[Raw records]
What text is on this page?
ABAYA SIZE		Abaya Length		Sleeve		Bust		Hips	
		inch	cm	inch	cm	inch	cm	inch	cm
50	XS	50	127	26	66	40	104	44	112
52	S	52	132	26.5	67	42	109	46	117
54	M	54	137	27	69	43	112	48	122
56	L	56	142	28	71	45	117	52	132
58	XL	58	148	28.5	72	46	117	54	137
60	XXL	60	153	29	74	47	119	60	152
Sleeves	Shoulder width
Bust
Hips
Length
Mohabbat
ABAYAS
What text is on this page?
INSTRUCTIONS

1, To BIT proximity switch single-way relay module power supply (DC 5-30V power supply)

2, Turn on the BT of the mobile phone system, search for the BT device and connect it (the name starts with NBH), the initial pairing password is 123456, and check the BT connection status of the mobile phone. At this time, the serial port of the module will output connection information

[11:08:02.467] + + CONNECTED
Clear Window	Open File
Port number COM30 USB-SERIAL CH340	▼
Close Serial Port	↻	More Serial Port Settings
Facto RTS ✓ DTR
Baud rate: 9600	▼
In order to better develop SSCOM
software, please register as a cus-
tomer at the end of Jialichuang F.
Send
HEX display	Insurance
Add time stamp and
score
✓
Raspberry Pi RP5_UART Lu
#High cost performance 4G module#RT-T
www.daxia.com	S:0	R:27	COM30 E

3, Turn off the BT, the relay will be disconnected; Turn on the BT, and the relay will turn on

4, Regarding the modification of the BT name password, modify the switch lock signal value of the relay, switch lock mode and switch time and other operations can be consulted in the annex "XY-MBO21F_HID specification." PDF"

GOAL: Copy every record exactly as presented.

ANSWER TO THIS PROBLEM:
What text is on this page?
ABAYA SIZE		Abaya Length		Sleeve		Bust		Hips	
		inch	cm	inch	cm	inch	cm	inch	cm
50	XS	50	127	26	66	40	104	44	112
52	S	52	132	26.5	67	42	109	46	117
54	M	54	137	27	69	43	112	48	122
56	L	56	142	28	71	45	117	52	132
58	XL	58	148	28.5	72	46	117	54	137
60	XXL	60	153	29	74	47	119	60	152
Sleeves	Shoulder width
Bust
Hips
Length
Mohabbat
ABAYAS
What text is on this page?
INSTRUCTIONS

1, To BIT proximity switch single-way relay module power supply (DC 5-30V power supply)

2, Turn on the BT of the mobile phone system, search for the BT device and connect it (the name starts with NBH), the initial pairing password is 123456, and check the BT connection status of the mobile phone. At this time, the serial port of the module will output connection information

[11:08:02.467] + + CONNECTED
Clear Window	Open File
Port number COM30 USB-SERIAL CH340	▼
Close Serial Port	↻	More Serial Port Settings
Facto RTS ✓ DTR
Baud rate: 9600	▼
In order to better develop SSCOM
software, please register as a cus-
tomer at the end of Jialichuang F.
Send
HEX display	Insurance
Add time stamp and
score
✓
Raspberry Pi RP5_UART Lu
#High cost performance 4G module#RT-T
www.daxia.com	S:0	R:27	COM30 E

3, Turn off the BT, the relay will be disconnected; Turn on the BT, and the relay will turn on

4, Regarding the modification of the BT name password, modify the switch lock signal value of the relay, switch lock mode and switch time and other operations can be consulted in the annex "XY-MBO21F_HID specification." PDF"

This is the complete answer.